<<<<

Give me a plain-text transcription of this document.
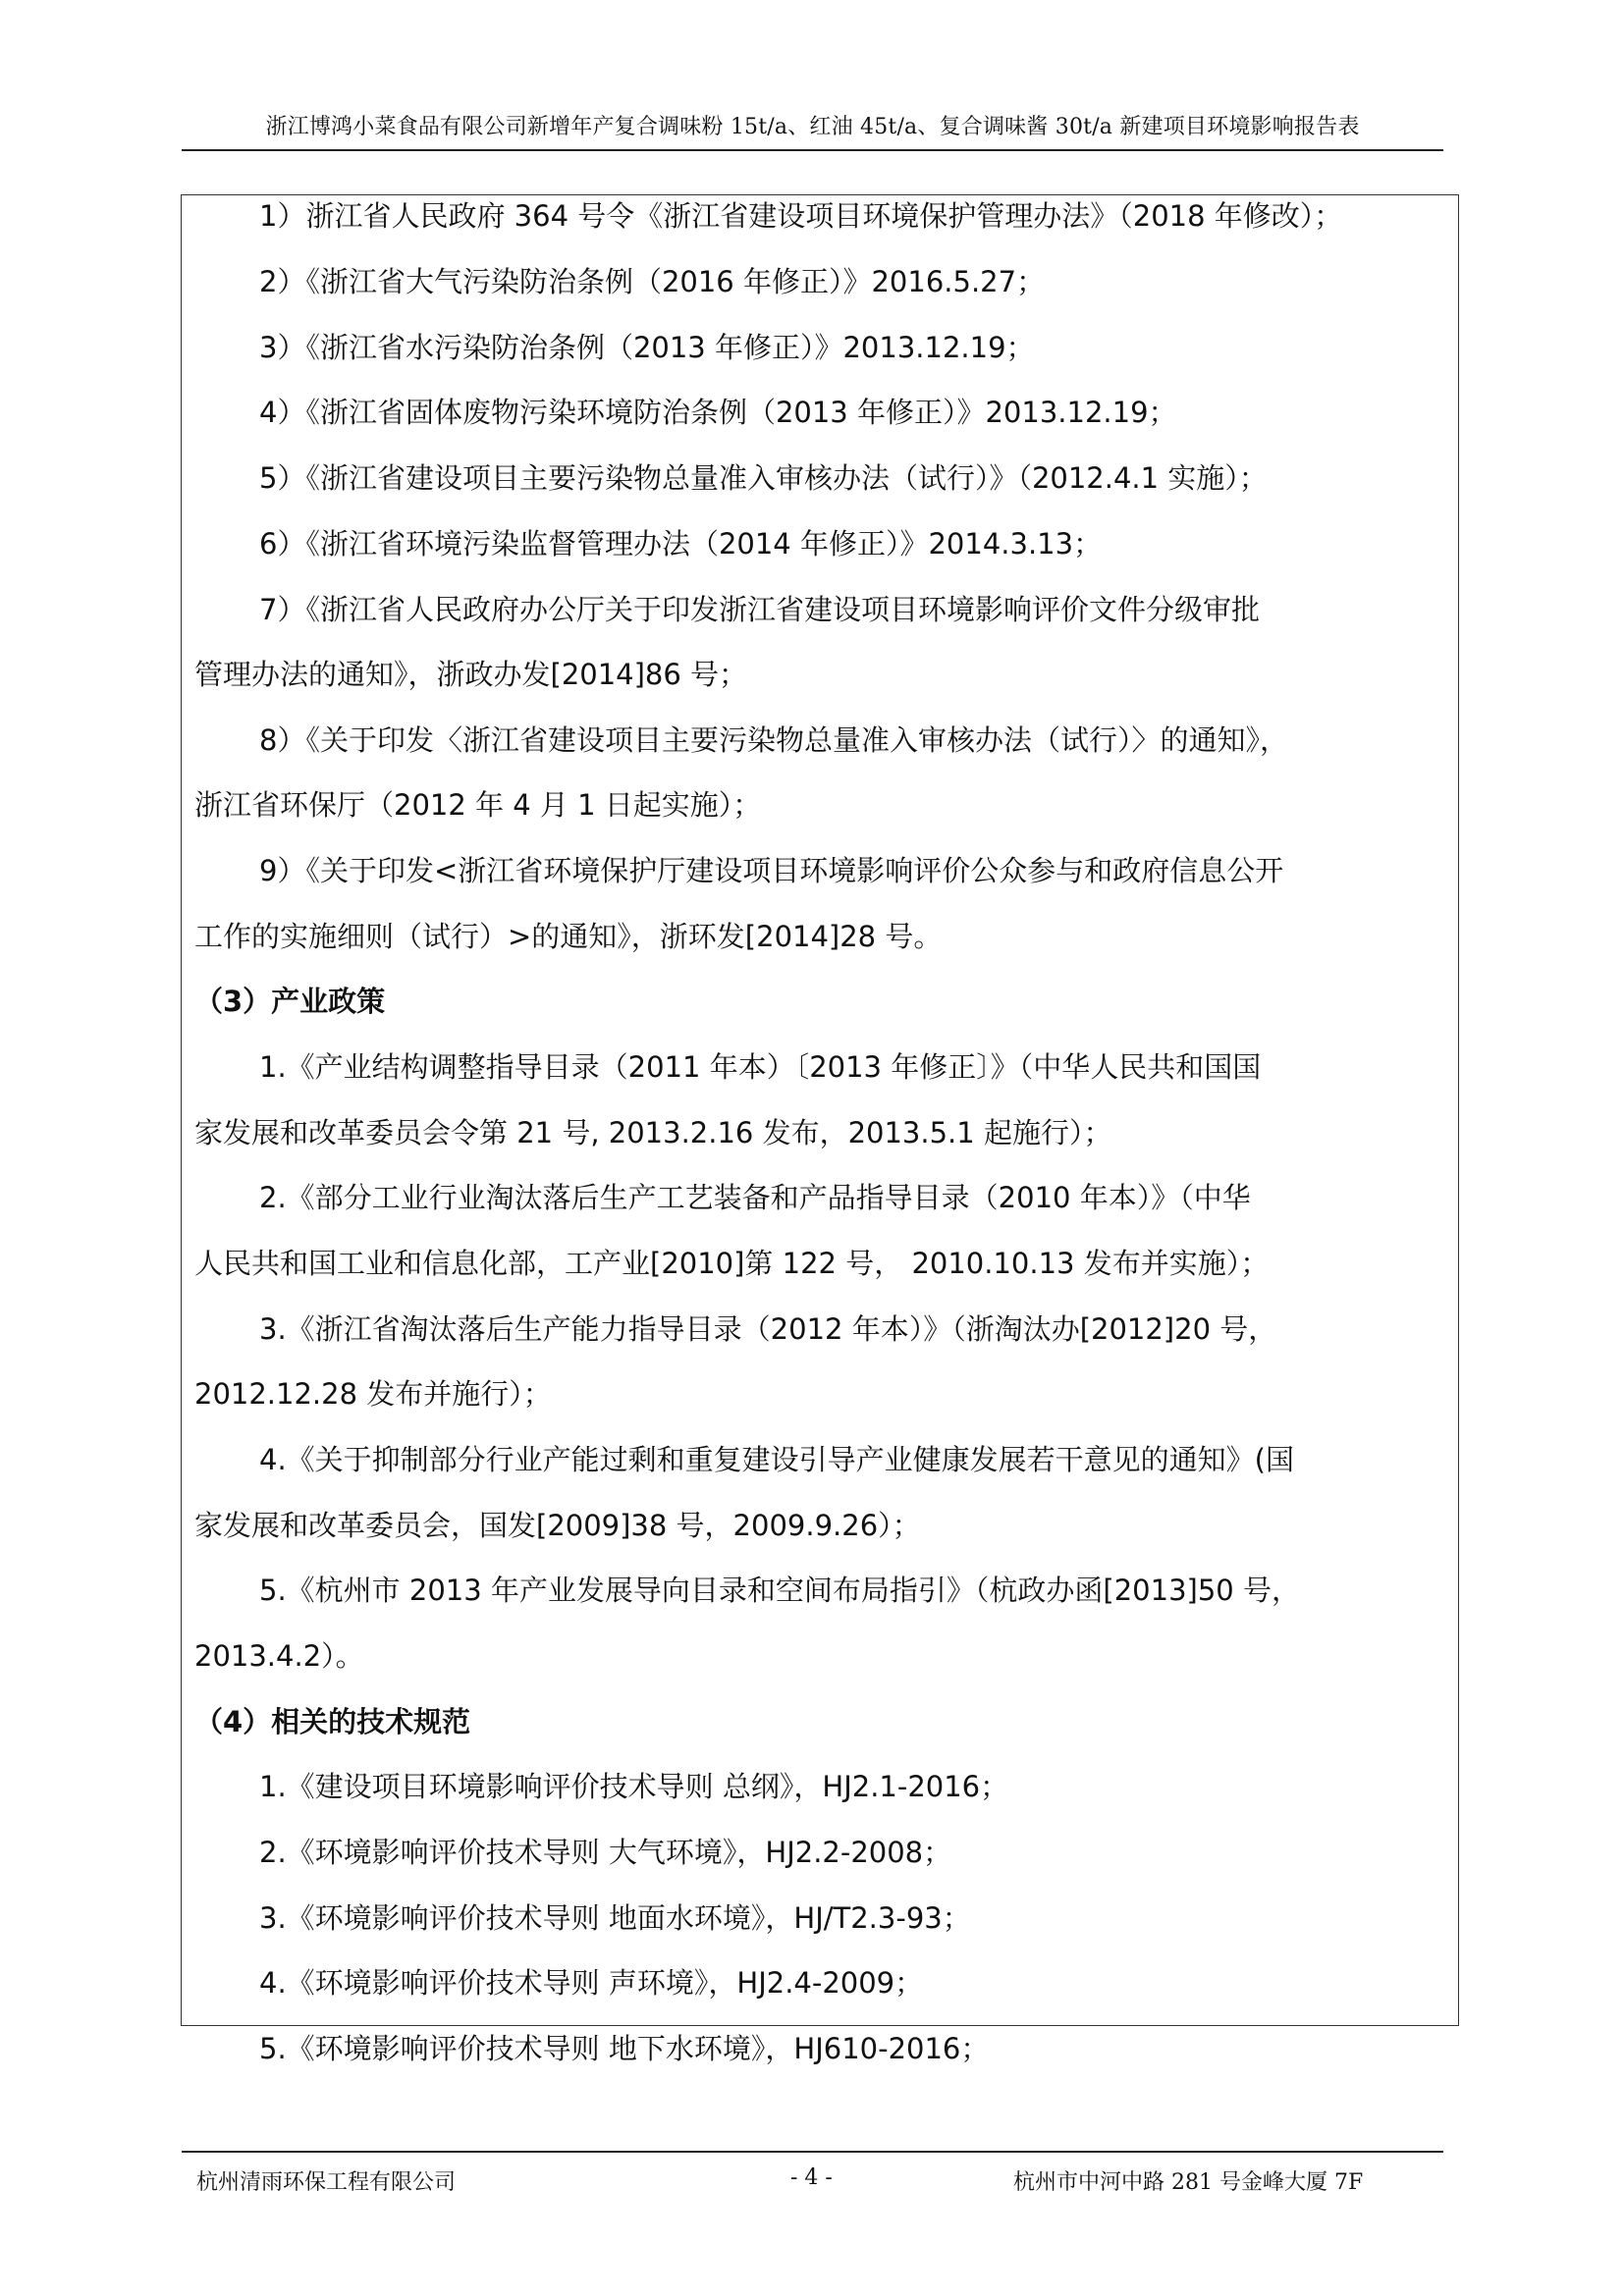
浙江博鸿小菜食品有限公司新增年产复合调味粉 15t/a、红油 45t/a、复合调味酱 30t/a 新建项目环境影响报告表
1）浙江省人民政府 364 号令《浙江省建设项目环境保护管理办法》（2018 年修改）；
2）《浙江省大气污染防治条例（2016 年修正）》2016.5.27；
3）《浙江省水污染防治条例（2013 年修正）》2013.12.19；
4）《浙江省固体废物污染环境防治条例（2013 年修正）》2013.12.19；
5）《浙江省建设项目主要污染物总量准入审核办法（试行）》（2012.4.1 实施）；
6）《浙江省环境污染监督管理办法（2014 年修正）》2014.3.13；
7）《浙江省人民政府办公厅关于印发浙江省建设项目环境影响评价文件分级审批
管理办法的通知》，浙政办发[2014]86 号；
8）《关于印发〈浙江省建设项目主要污染物总量准入审核办法（试行）〉的通知》，
浙江省环保厅（2012 年 4 月 1 日起实施）；
9）《关于印发<浙江省环境保护厅建设项目环境影响评价公众参与和政府信息公开
工作的实施细则（试行）>的通知》，浙环发[2014]28 号。
（3）产业政策
1.《产业结构调整指导目录（2011 年本）〔2013 年修正〕》（中华人民共和国国
家发展和改革委员会令第 21 号, 2013.2.16 发布，2013.5.1 起施行）；
2.《部分工业行业淘汰落后生产工艺装备和产品指导目录（2010 年本）》（中华
人民共和国工业和信息化部，工产业[2010]第 122 号， 2010.10.13 发布并实施）；
3.《浙江省淘汰落后生产能力指导目录（2012 年本）》（浙淘汰办[2012]20 号，
2012.12.28 发布并施行）；
4.《关于抑制部分行业产能过剩和重复建设引导产业健康发展若干意见的通知》(国
家发展和改革委员会，国发[2009]38 号，2009.9.26）；
5.《杭州市 2013 年产业发展导向目录和空间布局指引》（杭政办函[2013]50 号，
2013.4.2）。
（4）相关的技术规范
1.《建设项目环境影响评价技术导则 总纲》，HJ2.1-2016；
2.《环境影响评价技术导则 大气环境》，HJ2.2-2008；
3.《环境影响评价技术导则 地面水环境》，HJ/T2.3-93；
4.《环境影响评价技术导则 声环境》，HJ2.4-2009；
5.《环境影响评价技术导则 地下水环境》，HJ610-2016；
杭州清雨环保工程有限公司	- 4 -	杭州市中河中路 281 号金峰大厦 7F
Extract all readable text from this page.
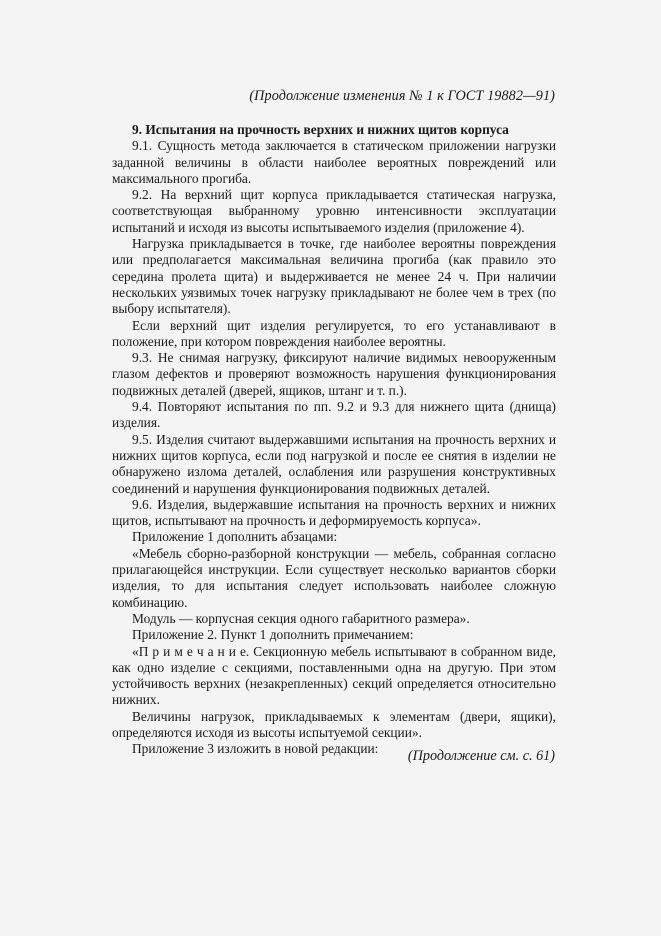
(Продолжение изменения № 1 к ГОСТ 19882—91)
9. Испытания на прочность верхних и нижних щитов корпуса

9.1. Сущность метода заключается в статическом приложении нагрузки заданной величины в области наиболее вероятных повреждений или максимального прогиба.

9.2. На верхний щит корпуса прикладывается статическая нагрузка, соответствующая выбранному уровню интенсивности эксплуатации испытаний и исходя из высоты испытываемого изделия (приложение 4).

Нагрузка прикладывается в точке, где наиболее вероятны повреждения или предполагается максимальная величина прогиба (как правило это середина пролета щита) и выдерживается не менее 24 ч. При наличии нескольких уязвимых точек нагрузку прикладывают не более чем в трех (по выбору испытателя).

Если верхний щит изделия регулируется, то его устанавливают в положение, при котором повреждения наиболее вероятны.

9.3. Не снимая нагрузку, фиксируют наличие видимых невооруженным глазом дефектов и проверяют возможность нарушения функционирования подвижных деталей (дверей, ящиков, штанг и т. п.).

9.4. Повторяют испытания по пп. 9.2 и 9.3 для нижнего щита (днища) изделия.

9.5. Изделия считают выдержавшими испытания на прочность верхних и нижних щитов корпуса, если под нагрузкой и после ее снятия в изделии не обнаружено излома деталей, ослабления или разрушения конструктивных соединений и нарушения функционирования подвижных деталей.

9.6. Изделия, выдержавшие испытания на прочность верхних и нижних щитов, испытывают на прочность и деформируемость корпуса».

Приложение 1 дополнить абзацами:

«Мебель сборно-разборной конструкции — мебель, собранная согласно прилагающейся инструкции. Если существует несколько вариантов сборки изделия, то для испытания следует использовать наиболее сложную комбинацию.

Модуль — корпусная секция одного габаритного размера».

Приложение 2. Пункт 1 дополнить примечанием:

«П р и м е ч а н и е. Секционную мебель испытывают в собранном виде, как одно изделие с секциями, поставленными одна на другую. При этом устойчивость верхних (незакрепленных) секций определяется относительно нижних.

Величины нагрузок, прикладываемых к элементам (двери, ящики), определяются исходя из высоты испытуемой секции».

Приложение 3 изложить в новой редакции:	(Продолжение см. с. 61)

>>>>

Copy out each line of the listing that holds "this".

Give me a plain-text transcription of this document.
Extract all readable text from this page.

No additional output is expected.